* READING TEXT:
--------

Download Original Figure
3.2. Distribution Between Series

Figure 3 presents scatter plots and fitted linear regression lines for all pairwise combinations of the three parameters, showing the distributions of lenis, fortis, and aspirated stops in dual–dimensional spaces. All values were z–scored within participant (i.e., standardized per speaker) to minimize absolute differences induced by physiological factors, enabling us to focus on the contrast between stop series. In each panel, the upper–left corner reports the estimated pairwise Pearson linear correlation coefficient between the two parameters for the corresponding “pair×dialect” group. Across all groups, the absolute magnitudes of the pairwise Pearson correlations were small to moderate (|R|<.35), indicating limited collinearity among the parameters. We suspect that the very small p–values arise from spurious correlations induced by the distributional separation between stop series when tokens are projected into the dual–dimensional space–i.e., the stop series functions as a confounder. When correlations were re–estimated within each stop series, the coefficients dropped to negligible levels (mean |R|=.133, SE=.015). We therefore conclude that, in the present data, the three parameters are not virtually intercorrelated, and subsequent evaluations of feature importance are unlikely to be diluted by multicollinearity.

Our results largely replicate patterns reported in previous studies. For the glottal tension controlled by medial compression–as indexed by the EGG–derived PC1 factor scores–the fortis series exhibits higher values than the other two. In terms of f0, the lenis series shows lower values than both the fortis and aspirated series. VOT displays a dialect–specific pattern: in Seoul Korean, the lenis series has merged with the aspirated series, whereas in Yanbian Korean, it has merged with the fortis series.

pss-17-3-29-g3
Figure 3. Scatter plots, fitted linear regression lines, and estimated pairwise Pearson correlation coefficients. VOT, voice onset time.
Download Original Figure

Separate linear mixed–effects models were fitted to the data from each dialect in R using the lmer() function in the lmerTest package (Kuznetsova et al., 2017). Fixed effects were stop series, place of articulation, and vowel. The random–effects structure included by–participant intercepts and by–participant slopes for each fixed effect. For Yanbian Korean, because the sample comprised both female and male speakers, gender was added as an additional fixed effect. By–gender slopes were excluded because they resulted in singular fits. Repetition was excluded as a predictor, as it did not improve model fit according to AIC and BIC. Pairwise comparisons of estimated marginal means (EMMs) among the three stop series were conducted using the emmeans package, with Tukey adjustment for multiple comparisons (Lenth, 2025). No significant differences in glottal tension were found for any of the three pairs in Seoul Korean (lenis–fortis: β=−0.959, t=−2.338, p=.193; lenis–aspirated: β=−0.043, t=−0.381, p=.993; fortis–aspirated: β=0.917, t=3.456, p=.081), nor for the lenis–aspirated pair in Yanbian Korean (β=−0.234, t=−1.235, p=.514). Likewise, no significant f0 differences were observed between fortis and aspirated stops in either dialect (Seoul: β=−0.094, t=−0.369, p=.929; Yanbian: β=−0.103, t=−0.713, p=.774). Finally, in Seoul Korean, the VOT contrast between lenis and aspirated stops did not reach statistical significance (β=−0.456, t=−2.876, p=.124). For full model details and the pairwise comparisons of EMMs, see the Appendixs 1 and 2.

--------

* SOURCE DATA:
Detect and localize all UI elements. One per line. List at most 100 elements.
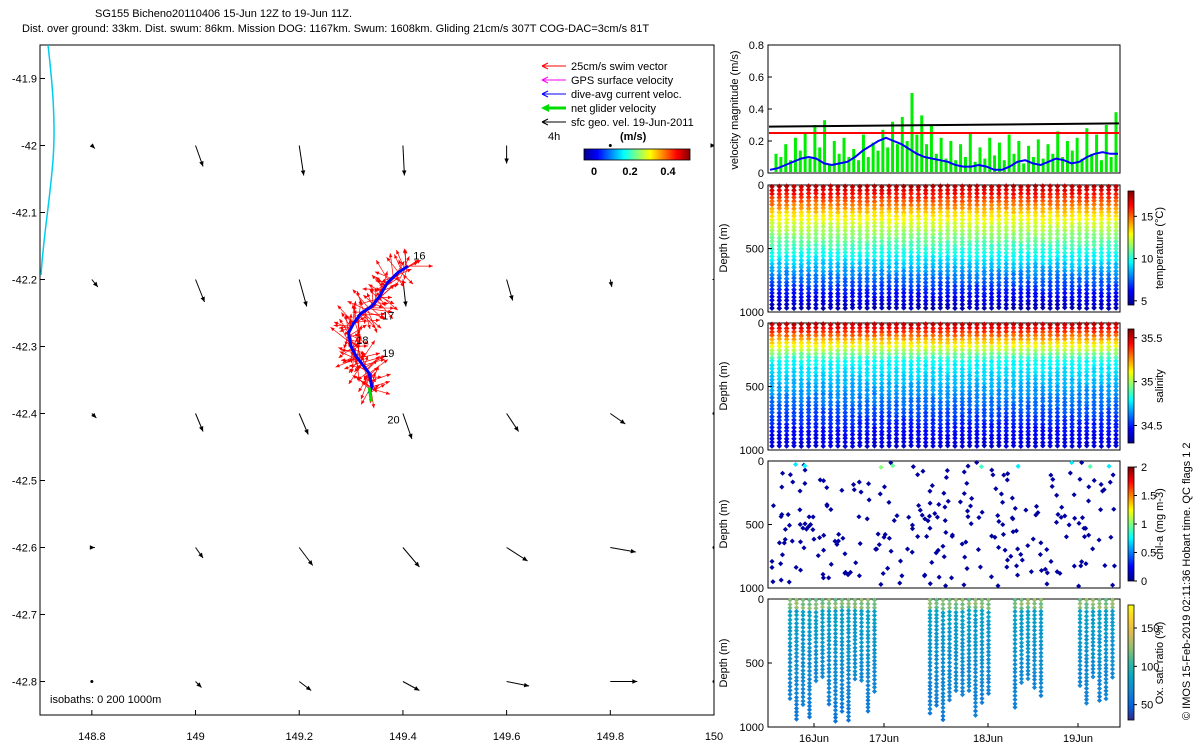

--------

* GOAL OF THE EXERCISE:
Answer these questions about the passage on Korean stop series:
1. Below what value did the absolute pairwise Pearson correlations fall across all groups?
2. In Yanbian Korean, which series has the lenis series merged with for VOT?
3. Which R package supplied the lmer() function used to fit the mixed-effects models?
The lines have no connection to the text.

* FULL OUTPUT:
1. .35
2. The fortis series
3. lmerTest